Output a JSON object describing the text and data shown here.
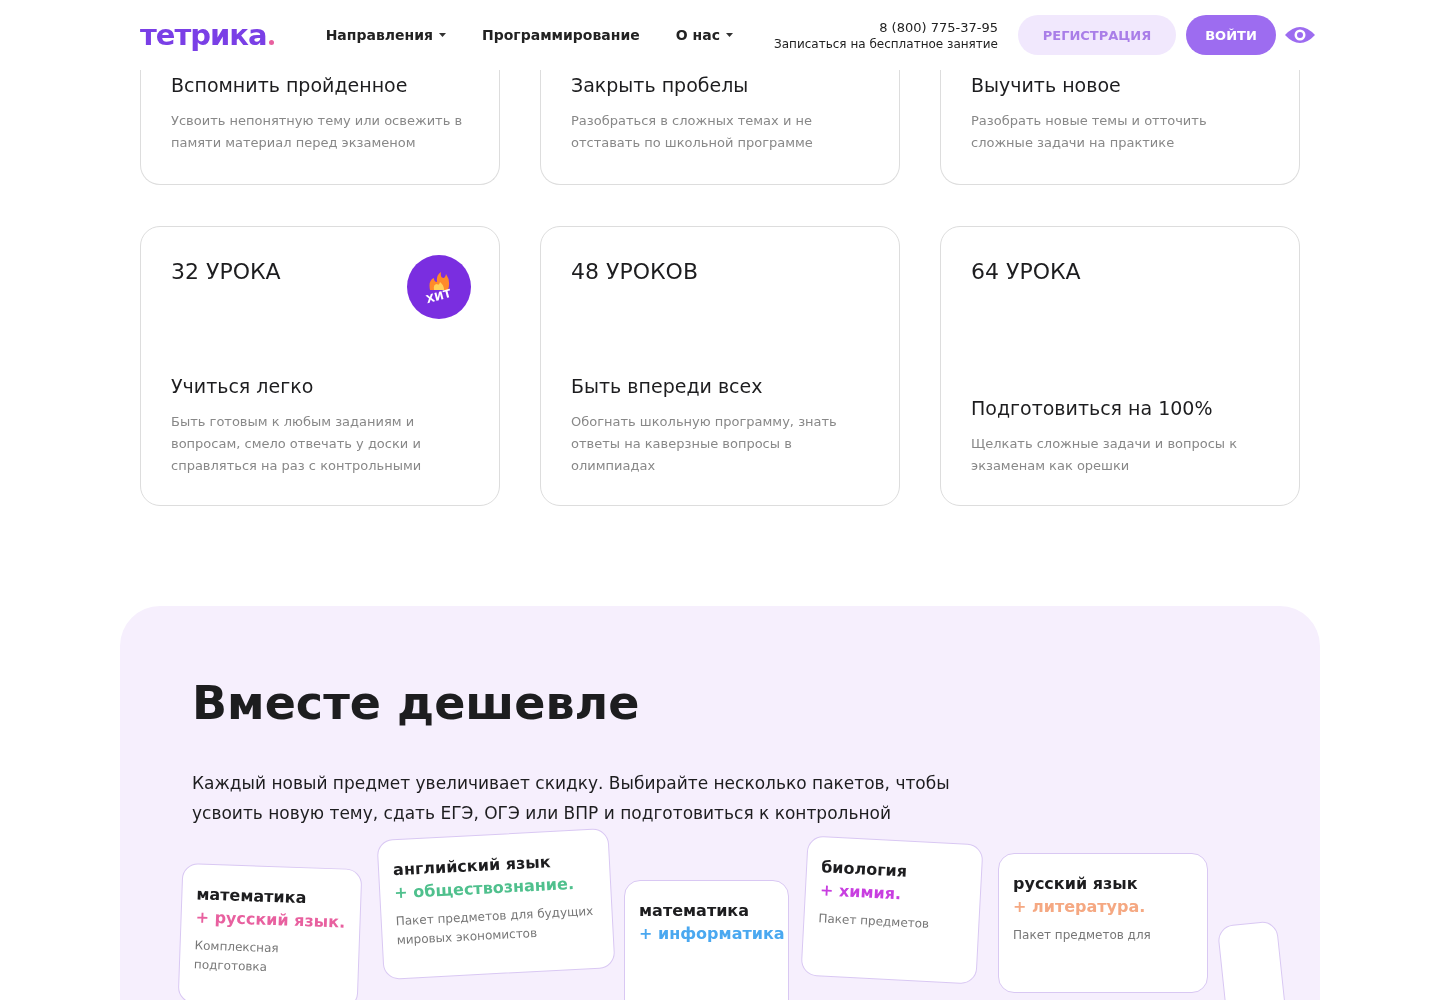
{
  "header": {
    "logo": "тетрика",
    "nav": [
      {
        "label": "Направления",
        "dropdown": true
      },
      {
        "label": "Программирование",
        "dropdown": false
      },
      {
        "label": "О нас",
        "dropdown": true
      }
    ],
    "phone": "8 (800) 775-37-95",
    "trial": "Записаться на бесплатное занятие",
    "register": "РЕГИСТРАЦИЯ",
    "login": "ВОЙТИ"
  },
  "goals": [
    {
      "title": "Вспомнить пройденное",
      "text": "Усвоить непонятную тему или освежить в памяти материал перед экзаменом"
    },
    {
      "title": "Закрыть пробелы",
      "text": "Разобраться в сложных темах и не отставать по школьной программе"
    },
    {
      "title": "Выучить новое",
      "text": "Разобрать новые темы и отточить сложные задачи на практике"
    }
  ],
  "packages": [
    {
      "lessons": "32 УРОКА",
      "badge": "ХИТ",
      "title": "Учиться легко",
      "text": "Быть готовым к любым заданиям и вопросам, смело отвечать у доски и справляться на раз с контрольными"
    },
    {
      "lessons": "48 УРОКОВ",
      "title": "Быть впереди всех",
      "text": "Обогнать школьную программу, знать ответы на каверзные вопросы в олимпиадах"
    },
    {
      "lessons": "64 УРОКА",
      "title": "Подготовиться на 100%",
      "text": "Щелкать сложные задачи и вопросы к экзаменам как орешки"
    }
  ],
  "together": {
    "title": "Вместе дешевле",
    "text": "Каждый новый предмет увеличивает скидку. Выбирайте несколько пакетов, чтобы усвоить новую тему, сдать ЕГЭ, ОГЭ или ВПР и подготовиться к контрольной",
    "bundles": [
      {
        "subject": "математика",
        "extra": "+ русский язык.",
        "color": "#e8609f",
        "text": "Комплексная подготовка"
      },
      {
        "subject": "английский язык",
        "extra": "+ обществознание.",
        "color": "#4fc08d",
        "text": "Пакет предметов для будущих мировых экономистов"
      },
      {
        "subject": "математика",
        "extra": "+ информатика",
        "color": "#4aa8f0"
      },
      {
        "subject": "биология",
        "extra": "+ химия.",
        "color": "#c83ee0",
        "text": "Пакет предметов"
      },
      {
        "subject": "русский язык",
        "extra": "+ литература.",
        "color": "#f5a882",
        "text": "Пакет предметов для"
      }
    ]
  }
}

Exercise instructions:
Except for the pictures, copy every line of the records above exactly.

The completed task:
Output a JSON object describing the text and data shown here.
{
  "header": {
    "logo": "тетрика",
    "nav": [
      {
        "label": "Направления",
        "dropdown": true
      },
      {
        "label": "Программирование",
        "dropdown": false
      },
      {
        "label": "О нас",
        "dropdown": true
      }
    ],
    "phone": "8 (800) 775-37-95",
    "trial": "Записаться на бесплатное занятие",
    "register": "РЕГИСТРАЦИЯ",
    "login": "ВОЙТИ"
  },
  "goals": [
    {
      "title": "Вспомнить пройденное",
      "text": "Усвоить непонятную тему или освежить в памяти материал перед экзаменом"
    },
    {
      "title": "Закрыть пробелы",
      "text": "Разобраться в сложных темах и не отставать по школьной программе"
    },
    {
      "title": "Выучить новое",
      "text": "Разобрать новые темы и отточить сложные задачи на практике"
    }
  ],
  "packages": [
    {
      "lessons": "32 УРОКА",
      "badge": "ХИТ",
      "title": "Учиться легко",
      "text": "Быть готовым к любым заданиям и вопросам, смело отвечать у доски и справляться на раз с контрольными"
    },
    {
      "lessons": "48 УРОКОВ",
      "title": "Быть впереди всех",
      "text": "Обогнать школьную программу, знать ответы на каверзные вопросы в олимпиадах"
    },
    {
      "lessons": "64 УРОКА",
      "title": "Подготовиться на 100%",
      "text": "Щелкать сложные задачи и вопросы к экзаменам как орешки"
    }
  ],
  "together": {
    "title": "Вместе дешевле",
    "text": "Каждый новый предмет увеличивает скидку. Выбирайте несколько пакетов, чтобы усвоить новую тему, сдать ЕГЭ, ОГЭ или ВПР и подготовиться к контрольной",
    "bundles": [
      {
        "subject": "математика",
        "extra": "+ русский язык.",
        "color": "#e8609f",
        "text": "Комплексная подготовка"
      },
      {
        "subject": "английский язык",
        "extra": "+ обществознание.",
        "color": "#4fc08d",
        "text": "Пакет предметов для будущих мировых экономистов"
      },
      {
        "subject": "математика",
        "extra": "+ информатика",
        "color": "#4aa8f0"
      },
      {
        "subject": "биология",
        "extra": "+ химия.",
        "color": "#c83ee0",
        "text": "Пакет предметов"
      },
      {
        "subject": "русский язык",
        "extra": "+ литература.",
        "color": "#f5a882",
        "text": "Пакет предметов для"
      }
    ]
  }
}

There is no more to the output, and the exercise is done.